What is expected:
From the records below, give the number of lines that contain the string "drives", without any other text.

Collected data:
=====

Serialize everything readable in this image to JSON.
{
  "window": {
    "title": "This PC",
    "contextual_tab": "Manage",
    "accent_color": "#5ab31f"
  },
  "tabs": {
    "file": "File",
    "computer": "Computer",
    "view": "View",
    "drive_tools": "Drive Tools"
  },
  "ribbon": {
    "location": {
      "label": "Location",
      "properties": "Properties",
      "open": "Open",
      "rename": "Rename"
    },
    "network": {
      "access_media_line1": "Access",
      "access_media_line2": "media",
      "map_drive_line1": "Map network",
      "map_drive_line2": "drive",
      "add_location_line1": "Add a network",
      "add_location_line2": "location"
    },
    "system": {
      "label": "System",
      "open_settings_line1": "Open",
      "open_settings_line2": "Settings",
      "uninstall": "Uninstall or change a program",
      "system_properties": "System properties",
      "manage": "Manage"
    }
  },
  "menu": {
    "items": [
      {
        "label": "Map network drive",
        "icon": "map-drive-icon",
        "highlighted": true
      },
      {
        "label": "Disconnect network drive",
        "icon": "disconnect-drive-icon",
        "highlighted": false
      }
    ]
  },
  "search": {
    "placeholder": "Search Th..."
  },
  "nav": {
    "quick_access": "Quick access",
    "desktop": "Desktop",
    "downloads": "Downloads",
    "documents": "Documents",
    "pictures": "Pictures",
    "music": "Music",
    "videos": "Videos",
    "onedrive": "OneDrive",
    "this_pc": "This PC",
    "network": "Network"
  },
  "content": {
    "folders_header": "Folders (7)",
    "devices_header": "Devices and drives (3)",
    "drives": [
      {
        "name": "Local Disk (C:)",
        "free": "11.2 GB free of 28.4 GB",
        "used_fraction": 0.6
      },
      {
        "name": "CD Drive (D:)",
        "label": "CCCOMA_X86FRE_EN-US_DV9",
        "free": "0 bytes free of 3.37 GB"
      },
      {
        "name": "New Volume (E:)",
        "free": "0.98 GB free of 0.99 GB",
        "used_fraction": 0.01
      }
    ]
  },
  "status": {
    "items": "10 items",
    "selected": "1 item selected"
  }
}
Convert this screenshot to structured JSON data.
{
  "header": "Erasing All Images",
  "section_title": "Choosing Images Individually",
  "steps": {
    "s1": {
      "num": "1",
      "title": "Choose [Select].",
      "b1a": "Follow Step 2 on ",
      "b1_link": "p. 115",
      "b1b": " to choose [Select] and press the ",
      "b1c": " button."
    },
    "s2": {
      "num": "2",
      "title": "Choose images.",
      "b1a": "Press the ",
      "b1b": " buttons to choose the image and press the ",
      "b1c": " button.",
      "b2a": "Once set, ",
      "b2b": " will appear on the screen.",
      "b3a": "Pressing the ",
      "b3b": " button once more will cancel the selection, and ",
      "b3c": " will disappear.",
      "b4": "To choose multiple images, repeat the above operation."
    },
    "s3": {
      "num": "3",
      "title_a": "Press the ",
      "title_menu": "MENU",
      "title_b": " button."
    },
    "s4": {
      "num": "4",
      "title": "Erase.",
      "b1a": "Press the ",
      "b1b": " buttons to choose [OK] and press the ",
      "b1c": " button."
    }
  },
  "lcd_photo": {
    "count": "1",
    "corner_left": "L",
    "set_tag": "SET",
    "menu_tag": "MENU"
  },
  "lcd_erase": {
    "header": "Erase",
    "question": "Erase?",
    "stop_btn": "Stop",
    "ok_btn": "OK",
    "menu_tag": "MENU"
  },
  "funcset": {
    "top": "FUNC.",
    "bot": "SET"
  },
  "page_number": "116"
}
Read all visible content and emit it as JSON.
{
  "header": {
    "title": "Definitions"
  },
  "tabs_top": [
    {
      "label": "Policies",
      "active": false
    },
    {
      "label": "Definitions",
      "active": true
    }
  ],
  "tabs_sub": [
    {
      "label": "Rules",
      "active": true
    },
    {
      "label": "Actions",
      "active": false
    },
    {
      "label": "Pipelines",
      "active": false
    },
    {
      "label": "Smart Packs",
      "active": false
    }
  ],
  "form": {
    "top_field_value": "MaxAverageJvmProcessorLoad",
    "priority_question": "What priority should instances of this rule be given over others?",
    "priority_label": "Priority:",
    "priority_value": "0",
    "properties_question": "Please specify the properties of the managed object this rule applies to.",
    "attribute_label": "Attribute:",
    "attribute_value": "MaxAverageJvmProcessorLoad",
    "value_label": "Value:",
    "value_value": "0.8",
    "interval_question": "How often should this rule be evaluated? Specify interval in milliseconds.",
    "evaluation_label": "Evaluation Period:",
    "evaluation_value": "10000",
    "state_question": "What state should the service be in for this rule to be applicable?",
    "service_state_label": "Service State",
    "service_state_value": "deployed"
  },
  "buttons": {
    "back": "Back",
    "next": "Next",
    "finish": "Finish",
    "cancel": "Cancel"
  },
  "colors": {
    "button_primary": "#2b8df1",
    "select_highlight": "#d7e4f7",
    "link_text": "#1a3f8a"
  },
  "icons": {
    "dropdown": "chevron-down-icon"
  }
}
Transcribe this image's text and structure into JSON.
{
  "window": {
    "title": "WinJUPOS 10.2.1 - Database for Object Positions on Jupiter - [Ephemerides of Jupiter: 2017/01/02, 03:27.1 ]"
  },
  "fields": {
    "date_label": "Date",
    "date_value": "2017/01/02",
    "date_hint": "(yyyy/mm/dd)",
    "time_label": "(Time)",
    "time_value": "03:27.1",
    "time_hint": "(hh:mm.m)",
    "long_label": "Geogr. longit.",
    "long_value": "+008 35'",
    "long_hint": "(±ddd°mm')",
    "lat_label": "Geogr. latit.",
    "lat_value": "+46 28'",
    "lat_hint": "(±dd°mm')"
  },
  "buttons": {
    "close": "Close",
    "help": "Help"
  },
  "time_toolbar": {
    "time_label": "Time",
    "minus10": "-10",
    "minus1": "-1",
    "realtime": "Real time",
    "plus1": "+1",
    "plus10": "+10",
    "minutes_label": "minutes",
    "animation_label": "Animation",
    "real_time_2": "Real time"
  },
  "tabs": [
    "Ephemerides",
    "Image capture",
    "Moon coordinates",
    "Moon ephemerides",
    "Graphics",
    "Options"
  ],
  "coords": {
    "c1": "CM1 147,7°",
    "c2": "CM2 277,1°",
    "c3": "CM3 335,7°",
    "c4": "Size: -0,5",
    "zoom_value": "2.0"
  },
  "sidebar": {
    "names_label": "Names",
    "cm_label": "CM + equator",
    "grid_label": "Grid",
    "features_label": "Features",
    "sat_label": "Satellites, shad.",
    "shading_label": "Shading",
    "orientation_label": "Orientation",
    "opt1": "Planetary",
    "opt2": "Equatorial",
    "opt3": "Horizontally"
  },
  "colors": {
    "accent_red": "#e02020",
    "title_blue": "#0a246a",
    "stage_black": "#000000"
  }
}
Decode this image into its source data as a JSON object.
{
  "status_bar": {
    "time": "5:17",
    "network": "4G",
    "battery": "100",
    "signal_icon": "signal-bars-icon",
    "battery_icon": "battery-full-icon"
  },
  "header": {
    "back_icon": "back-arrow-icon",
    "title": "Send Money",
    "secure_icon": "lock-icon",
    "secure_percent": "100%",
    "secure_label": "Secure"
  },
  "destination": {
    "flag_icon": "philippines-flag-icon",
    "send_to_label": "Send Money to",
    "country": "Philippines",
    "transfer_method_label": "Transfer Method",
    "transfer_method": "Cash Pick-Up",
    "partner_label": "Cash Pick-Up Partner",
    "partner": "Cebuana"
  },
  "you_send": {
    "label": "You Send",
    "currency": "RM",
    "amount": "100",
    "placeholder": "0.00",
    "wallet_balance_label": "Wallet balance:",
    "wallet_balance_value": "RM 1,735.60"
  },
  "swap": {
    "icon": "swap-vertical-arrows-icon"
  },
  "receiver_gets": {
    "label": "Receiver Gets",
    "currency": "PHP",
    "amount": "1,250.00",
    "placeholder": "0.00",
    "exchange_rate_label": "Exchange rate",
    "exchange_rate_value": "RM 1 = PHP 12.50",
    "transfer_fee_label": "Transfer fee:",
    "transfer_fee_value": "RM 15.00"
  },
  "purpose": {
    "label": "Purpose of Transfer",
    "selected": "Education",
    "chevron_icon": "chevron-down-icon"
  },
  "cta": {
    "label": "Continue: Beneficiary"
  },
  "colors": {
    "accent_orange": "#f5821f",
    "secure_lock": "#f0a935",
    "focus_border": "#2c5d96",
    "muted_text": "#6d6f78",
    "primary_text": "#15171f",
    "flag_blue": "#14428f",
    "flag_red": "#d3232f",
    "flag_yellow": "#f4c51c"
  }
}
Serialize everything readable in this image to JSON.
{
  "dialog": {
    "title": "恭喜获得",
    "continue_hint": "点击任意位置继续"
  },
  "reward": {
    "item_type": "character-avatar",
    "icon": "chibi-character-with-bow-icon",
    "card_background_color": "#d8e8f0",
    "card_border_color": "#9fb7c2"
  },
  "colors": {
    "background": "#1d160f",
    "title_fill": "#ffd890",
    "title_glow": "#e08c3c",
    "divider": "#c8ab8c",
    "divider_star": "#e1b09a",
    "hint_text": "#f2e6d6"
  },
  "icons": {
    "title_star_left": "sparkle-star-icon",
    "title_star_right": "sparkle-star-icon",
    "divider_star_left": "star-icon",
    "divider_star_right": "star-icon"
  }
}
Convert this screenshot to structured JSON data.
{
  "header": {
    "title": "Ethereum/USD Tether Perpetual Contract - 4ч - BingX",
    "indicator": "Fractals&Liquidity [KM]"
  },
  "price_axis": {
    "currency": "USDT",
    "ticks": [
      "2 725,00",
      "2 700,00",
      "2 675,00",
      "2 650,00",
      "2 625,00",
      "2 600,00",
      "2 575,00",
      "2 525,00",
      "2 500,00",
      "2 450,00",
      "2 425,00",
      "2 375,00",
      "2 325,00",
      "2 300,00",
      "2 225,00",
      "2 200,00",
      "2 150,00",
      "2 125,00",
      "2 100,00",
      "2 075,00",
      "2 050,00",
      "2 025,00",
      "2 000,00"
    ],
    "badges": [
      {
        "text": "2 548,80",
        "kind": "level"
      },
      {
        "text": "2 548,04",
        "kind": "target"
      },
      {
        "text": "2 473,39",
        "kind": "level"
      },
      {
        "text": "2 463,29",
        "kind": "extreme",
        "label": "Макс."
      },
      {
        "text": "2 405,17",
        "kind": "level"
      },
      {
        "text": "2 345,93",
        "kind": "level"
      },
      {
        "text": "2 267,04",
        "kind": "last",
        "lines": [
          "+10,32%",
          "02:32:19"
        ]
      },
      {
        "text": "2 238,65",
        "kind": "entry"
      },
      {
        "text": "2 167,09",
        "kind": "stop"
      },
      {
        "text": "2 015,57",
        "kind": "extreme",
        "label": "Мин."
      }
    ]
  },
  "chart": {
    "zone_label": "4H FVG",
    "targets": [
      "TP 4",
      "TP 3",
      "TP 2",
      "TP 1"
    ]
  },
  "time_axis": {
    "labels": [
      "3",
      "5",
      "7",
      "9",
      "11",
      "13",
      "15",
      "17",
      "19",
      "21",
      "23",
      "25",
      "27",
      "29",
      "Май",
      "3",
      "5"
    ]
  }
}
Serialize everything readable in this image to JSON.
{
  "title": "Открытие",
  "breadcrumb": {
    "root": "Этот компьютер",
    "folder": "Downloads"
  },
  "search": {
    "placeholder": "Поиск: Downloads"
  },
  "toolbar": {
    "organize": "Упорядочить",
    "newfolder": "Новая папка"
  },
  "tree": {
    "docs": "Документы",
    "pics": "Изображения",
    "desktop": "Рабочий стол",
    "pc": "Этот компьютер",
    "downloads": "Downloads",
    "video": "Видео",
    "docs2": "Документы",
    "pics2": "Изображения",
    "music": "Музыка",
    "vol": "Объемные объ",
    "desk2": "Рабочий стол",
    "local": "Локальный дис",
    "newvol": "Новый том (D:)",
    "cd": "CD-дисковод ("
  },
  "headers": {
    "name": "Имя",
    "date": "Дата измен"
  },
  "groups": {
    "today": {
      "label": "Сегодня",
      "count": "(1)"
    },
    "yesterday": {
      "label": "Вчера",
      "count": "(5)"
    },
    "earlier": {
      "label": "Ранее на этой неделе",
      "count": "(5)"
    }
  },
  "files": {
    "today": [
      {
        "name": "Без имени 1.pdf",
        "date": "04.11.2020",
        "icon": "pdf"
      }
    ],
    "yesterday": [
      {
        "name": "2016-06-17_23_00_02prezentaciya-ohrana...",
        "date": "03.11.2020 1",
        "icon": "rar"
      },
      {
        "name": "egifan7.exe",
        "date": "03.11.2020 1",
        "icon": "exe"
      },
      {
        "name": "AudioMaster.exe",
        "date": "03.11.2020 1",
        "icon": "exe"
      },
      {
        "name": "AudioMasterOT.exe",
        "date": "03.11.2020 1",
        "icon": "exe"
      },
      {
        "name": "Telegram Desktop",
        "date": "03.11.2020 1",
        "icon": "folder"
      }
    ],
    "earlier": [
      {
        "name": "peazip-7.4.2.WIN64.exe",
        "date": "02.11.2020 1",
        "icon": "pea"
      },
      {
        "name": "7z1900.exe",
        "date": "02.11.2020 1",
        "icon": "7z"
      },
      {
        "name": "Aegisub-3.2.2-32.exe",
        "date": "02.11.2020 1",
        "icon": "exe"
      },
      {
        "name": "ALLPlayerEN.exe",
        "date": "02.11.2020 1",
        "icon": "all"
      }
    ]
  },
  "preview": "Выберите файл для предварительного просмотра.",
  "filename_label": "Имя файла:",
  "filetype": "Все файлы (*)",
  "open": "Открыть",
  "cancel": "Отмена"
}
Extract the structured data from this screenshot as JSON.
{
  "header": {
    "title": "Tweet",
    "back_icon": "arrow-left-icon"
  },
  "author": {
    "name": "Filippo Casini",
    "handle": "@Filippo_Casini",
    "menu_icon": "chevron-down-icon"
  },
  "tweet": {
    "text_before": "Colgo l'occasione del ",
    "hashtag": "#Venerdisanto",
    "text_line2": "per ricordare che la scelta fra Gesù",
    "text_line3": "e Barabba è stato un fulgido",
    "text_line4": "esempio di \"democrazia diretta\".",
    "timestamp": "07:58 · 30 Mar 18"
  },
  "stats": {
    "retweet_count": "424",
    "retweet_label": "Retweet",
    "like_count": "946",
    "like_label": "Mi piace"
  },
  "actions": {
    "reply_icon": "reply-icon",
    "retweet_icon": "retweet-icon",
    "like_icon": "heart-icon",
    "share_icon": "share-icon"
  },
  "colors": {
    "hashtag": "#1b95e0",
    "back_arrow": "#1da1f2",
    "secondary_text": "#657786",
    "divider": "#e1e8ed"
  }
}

=====

Answer to the exercise:
2